■ Directive
Transcribe the entries below exactly; leave every image out.

■ Supplied entries
---+---

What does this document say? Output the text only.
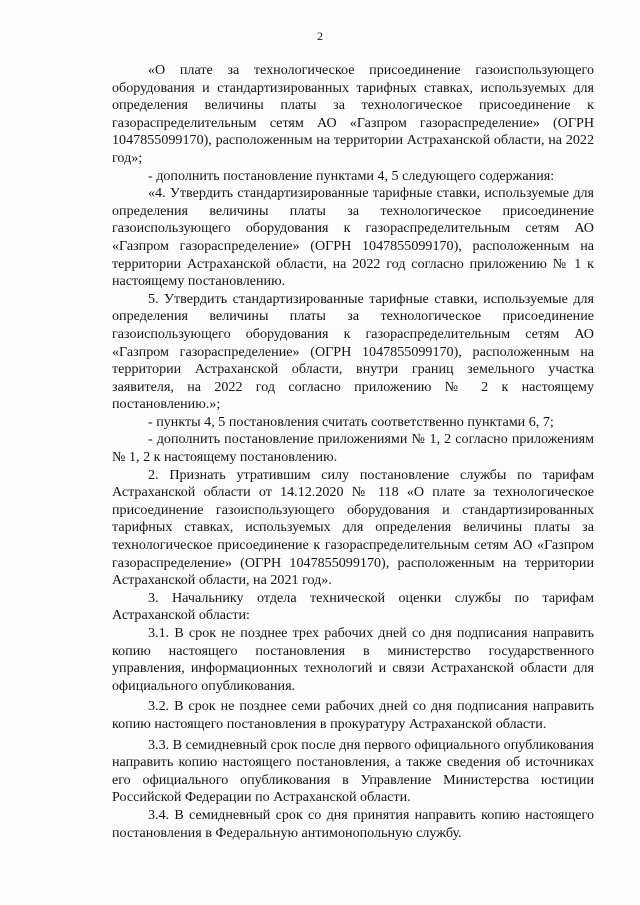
2

«О плате за технологическое присоединение газоиспользующего оборудования и стандартизированных тарифных ставках, используемых для определения величины платы за технологическое присоединение к газораспределительным сетям АО «Газпром газораспределение» (ОГРН 1047855099170), расположенным на территории Астраханской области, на 2022 год»;

- дополнить постановление пунктами 4, 5 следующего содержания:

«4. Утвердить стандартизированные тарифные ставки, используемые для определения величины платы за технологическое присоединение газоиспользующего оборудования к газораспределительным сетям АО «Газпром газораспределение» (ОГРН 1047855099170), расположенным на территории Астраханской области, на 2022 год согласно приложению № 1 к настоящему постановлению.

5. Утвердить стандартизированные тарифные ставки, используемые для определения величины платы за технологическое присоединение газоиспользующего оборудования к газораспределительным сетям АО «Газпром газораспределение» (ОГРН 1047855099170), расположенным на территории Астраханской области, внутри границ земельного участка заявителя, на 2022 год согласно приложению № 2 к настоящему постановлению.»;

- пункты 4, 5 постановления считать соответственно пунктами 6, 7;

- дополнить постановление приложениями № 1, 2 согласно приложениям № 1, 2 к настоящему постановлению.

2. Признать утратившим силу постановление службы по тарифам Астраханской области от 14.12.2020 № 118 «О плате за технологическое присоединение газоиспользующего оборудования и стандартизированных тарифных ставках, используемых для определения величины платы за технологическое присоединение к газораспределительным сетям АО «Газпром газораспределение» (ОГРН 1047855099170), расположенным на территории Астраханской области, на 2021 год».

3. Начальнику отдела технической оценки службы по тарифам Астраханской области:

3.1. В срок не позднее трех рабочих дней со дня подписания направить копию настоящего постановления в министерство государственного управления, информационных технологий и связи Астраханской области для официального опубликования.

3.2. В срок не позднее семи рабочих дней со дня подписания направить копию настоящего постановления в прокуратуру Астраханской области.

3.3. В семидневный срок после дня первого официального опубликования направить копию настоящего постановления, а также сведения об источниках его официального опубликования в Управление Министерства юстиции Российской Федерации по Астраханской области.

3.4. В семидневный срок со дня принятия направить копию настоящего постановления в Федеральную антимонопольную службу.
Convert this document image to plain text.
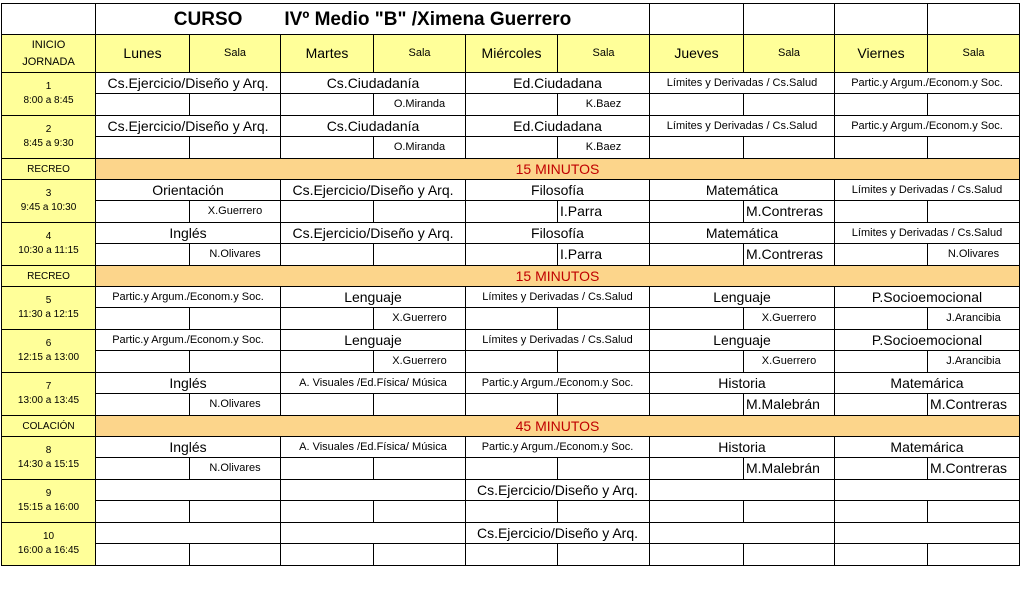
	CURSO IVº Medio "B" /Ximena Guerrero									
INICIO
JORNADA	Lunes	Sala	Martes	Sala	Miércoles	Sala	Jueves	Sala	Viernes	Sala
1
8:00 a 8:45	Cs.Ejercicio/Diseño y Arq.		Cs.Ciudadanía		Ed.Ciudadana		Límites y Derivadas / Cs.Salud		Partic.y Argum./Econom.y Soc.	
				O.Miranda		K.Baez				
2
8:45 a 9:30	Cs.Ejercicio/Diseño y Arq.		Cs.Ciudadanía		Ed.Ciudadana		Límites y Derivadas / Cs.Salud		Partic.y Argum./Econom.y Soc.	
				O.Miranda		K.Baez				
RECREO	15 MINUTOS									
3
9:45 a 10:30	Orientación		Cs.Ejercicio/Diseño y Arq.		Filosofía		Matemática		Límites y Derivadas / Cs.Salud	
		X.Guerrero				I.Parra		M.Contreras		
4
10:30 a 11:15	Inglés		Cs.Ejercicio/Diseño y Arq.		Filosofía		Matemática		Límites y Derivadas / Cs.Salud	
		N.Olivares				I.Parra		M.Contreras		N.Olivares
RECREO	15 MINUTOS									
5
11:30 a 12:15	Partic.y Argum./Econom.y Soc.		Lenguaje		Límites y Derivadas / Cs.Salud		Lenguaje		P.Socioemocional	
				X.Guerrero				X.Guerrero		J.Arancibia
6
12:15 a 13:00	Partic.y Argum./Econom.y Soc.		Lenguaje		Límites y Derivadas / Cs.Salud		Lenguaje		P.Socioemocional	
				X.Guerrero				X.Guerrero		J.Arancibia
7
13:00 a 13:45	Inglés		A. Visuales /Ed.Física/ Música		Partic.y Argum./Econom.y Soc.		Historia		Matemárica	
		N.Olivares						M.Malebrán		M.Contreras
COLACIÓN	45 MINUTOS									
8
14:30 a 15:15	Inglés		A. Visuales /Ed.Física/ Música		Partic.y Argum./Econom.y Soc.		Historia		Matemárica	
		N.Olivares						M.Malebrán		M.Contreras
9
15:15 a 16:00					Cs.Ejercicio/Diseño y Arq.					

10
16:00 a 16:45					Cs.Ejercicio/Diseño y Arq.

---+---

■ Exercise solution
What does this document say? Output the text only.
2

«О плате за технологическое присоединение газоиспользующего оборудования и стандартизированных тарифных ставках, используемых для определения величины платы за технологическое присоединение к газораспределительным сетям АО «Газпром газораспределение» (ОГРН 1047855099170), расположенным на территории Астраханской области, на 2022 год»;

- дополнить постановление пунктами 4, 5 следующего содержания:

«4. Утвердить стандартизированные тарифные ставки, используемые для определения величины платы за технологическое присоединение газоиспользующего оборудования к газораспределительным сетям АО «Газпром газораспределение» (ОГРН 1047855099170), расположенным на территории Астраханской области, на 2022 год согласно приложению № 1 к настоящему постановлению.

5. Утвердить стандартизированные тарифные ставки, используемые для определения величины платы за технологическое присоединение газоиспользующего оборудования к газораспределительным сетям АО «Газпром газораспределение» (ОГРН 1047855099170), расположенным на территории Астраханской области, внутри границ земельного участка заявителя, на 2022 год согласно приложению № 2 к настоящему постановлению.»;

- пункты 4, 5 постановления считать соответственно пунктами 6, 7;

- дополнить постановление приложениями № 1, 2 согласно приложениям № 1, 2 к настоящему постановлению.

2. Признать утратившим силу постановление службы по тарифам Астраханской области от 14.12.2020 № 118 «О плате за технологическое присоединение газоиспользующего оборудования и стандартизированных тарифных ставках, используемых для определения величины платы за технологическое присоединение к газораспределительным сетям АО «Газпром газораспределение» (ОГРН 1047855099170), расположенным на территории Астраханской области, на 2021 год».

3. Начальнику отдела технической оценки службы по тарифам Астраханской области:

3.1. В срок не позднее трех рабочих дней со дня подписания направить копию настоящего постановления в министерство государственного управления, информационных технологий и связи Астраханской области для официального опубликования.

3.2. В срок не позднее семи рабочих дней со дня подписания направить копию настоящего постановления в прокуратуру Астраханской области.

3.3. В семидневный срок после дня первого официального опубликования направить копию настоящего постановления, а также сведения об источниках его официального опубликования в Управление Министерства юстиции Российской Федерации по Астраханской области.

3.4. В семидневный срок со дня принятия направить копию настоящего постановления в Федеральную антимонопольную службу.
Convert this document image to plain text.
	CURSO IVº Medio "B" /Ximena Guerrero									
INICIO
JORNADA	Lunes	Sala	Martes	Sala	Miércoles	Sala	Jueves	Sala	Viernes	Sala
1
8:00 a 8:45	Cs.Ejercicio/Diseño y Arq.		Cs.Ciudadanía		Ed.Ciudadana		Límites y Derivadas / Cs.Salud		Partic.y Argum./Econom.y Soc.	
				O.Miranda		K.Baez				
2
8:45 a 9:30	Cs.Ejercicio/Diseño y Arq.		Cs.Ciudadanía		Ed.Ciudadana		Límites y Derivadas / Cs.Salud		Partic.y Argum./Econom.y Soc.	
				O.Miranda		K.Baez				
RECREO	15 MINUTOS									
3
9:45 a 10:30	Orientación		Cs.Ejercicio/Diseño y Arq.		Filosofía		Matemática		Límites y Derivadas / Cs.Salud	
		X.Guerrero				I.Parra		M.Contreras		
4
10:30 a 11:15	Inglés		Cs.Ejercicio/Diseño y Arq.		Filosofía		Matemática		Límites y Derivadas / Cs.Salud	
		N.Olivares				I.Parra		M.Contreras		N.Olivares
RECREO	15 MINUTOS									
5
11:30 a 12:15	Partic.y Argum./Econom.y Soc.		Lenguaje		Límites y Derivadas / Cs.Salud		Lenguaje		P.Socioemocional	
				X.Guerrero				X.Guerrero		J.Arancibia
6
12:15 a 13:00	Partic.y Argum./Econom.y Soc.		Lenguaje		Límites y Derivadas / Cs.Salud		Lenguaje		P.Socioemocional	
				X.Guerrero				X.Guerrero		J.Arancibia
7
13:00 a 13:45	Inglés		A. Visuales /Ed.Física/ Música		Partic.y Argum./Econom.y Soc.		Historia		Matemárica	
		N.Olivares						M.Malebrán		M.Contreras
COLACIÓN	45 MINUTOS									
8
14:30 a 15:15	Inglés		A. Visuales /Ed.Física/ Música		Partic.y Argum./Econom.y Soc.		Historia		Matemárica	
		N.Olivares						M.Malebrán		M.Contreras
9
15:15 a 16:00					Cs.Ejercicio/Diseño y Arq.					

10
16:00 a 16:45					Cs.Ejercicio/Diseño y Arq.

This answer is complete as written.